PROBLEM DETAILS | Below is some material; set it all down exactly, apart from the pictures.
━━ DATASET EXTRACT
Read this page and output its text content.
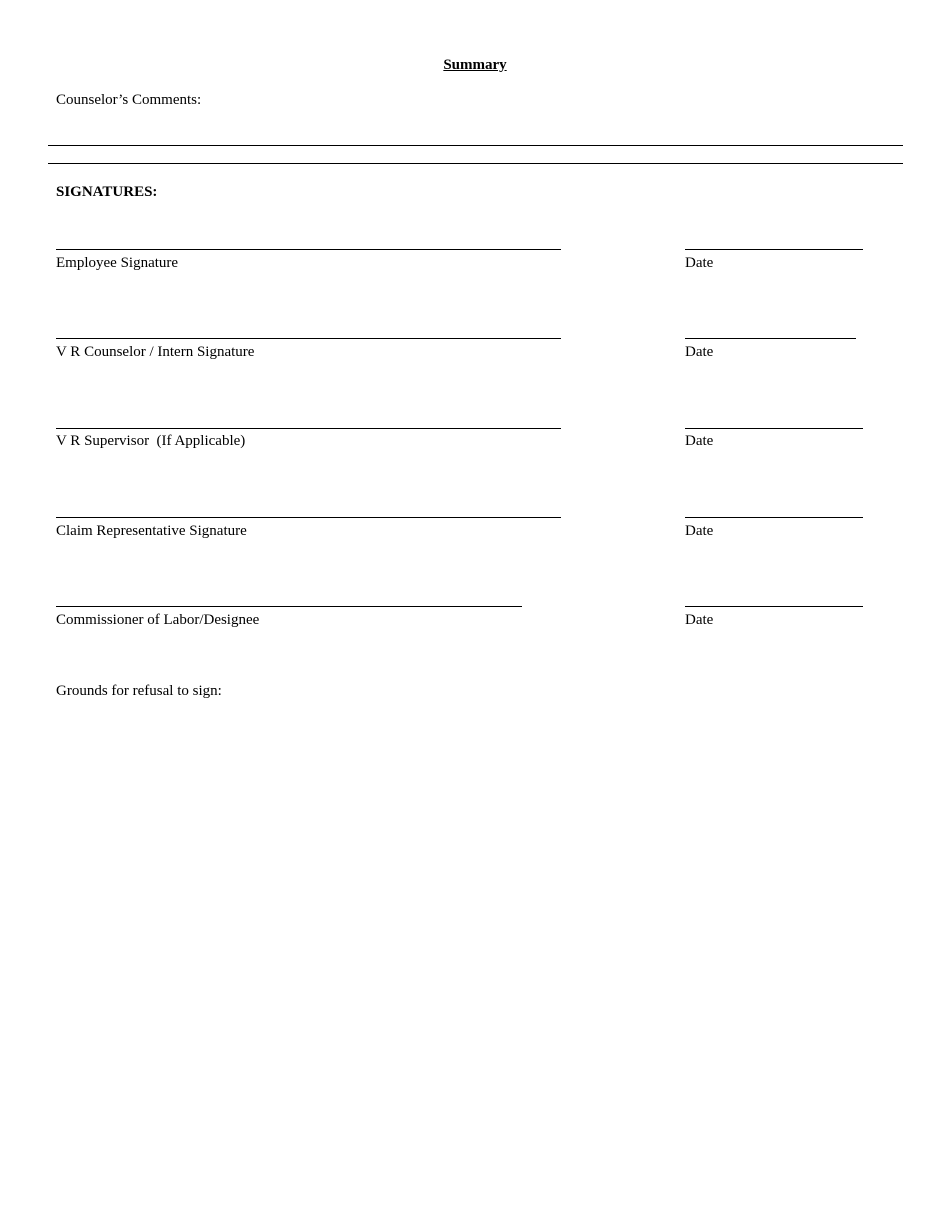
Summary
Counselor’s Comments:
SIGNATURES:
Employee Signature	Date
V R Counselor / Intern Signature	Date
V R Supervisor  (If Applicable)	Date
Claim Representative Signature	Date
Commissioner of Labor/Designee	Date
Grounds for refusal to sign:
━━━━
RESPONSE |
Read this page and output its text content.
Summary
Counselor’s Comments:
SIGNATURES:
Employee Signature	Date
V R Counselor / Intern Signature	Date
V R Supervisor  (If Applicable)	Date
Claim Representative Signature	Date
Commissioner of Labor/Designee	Date
Grounds for refusal to sign:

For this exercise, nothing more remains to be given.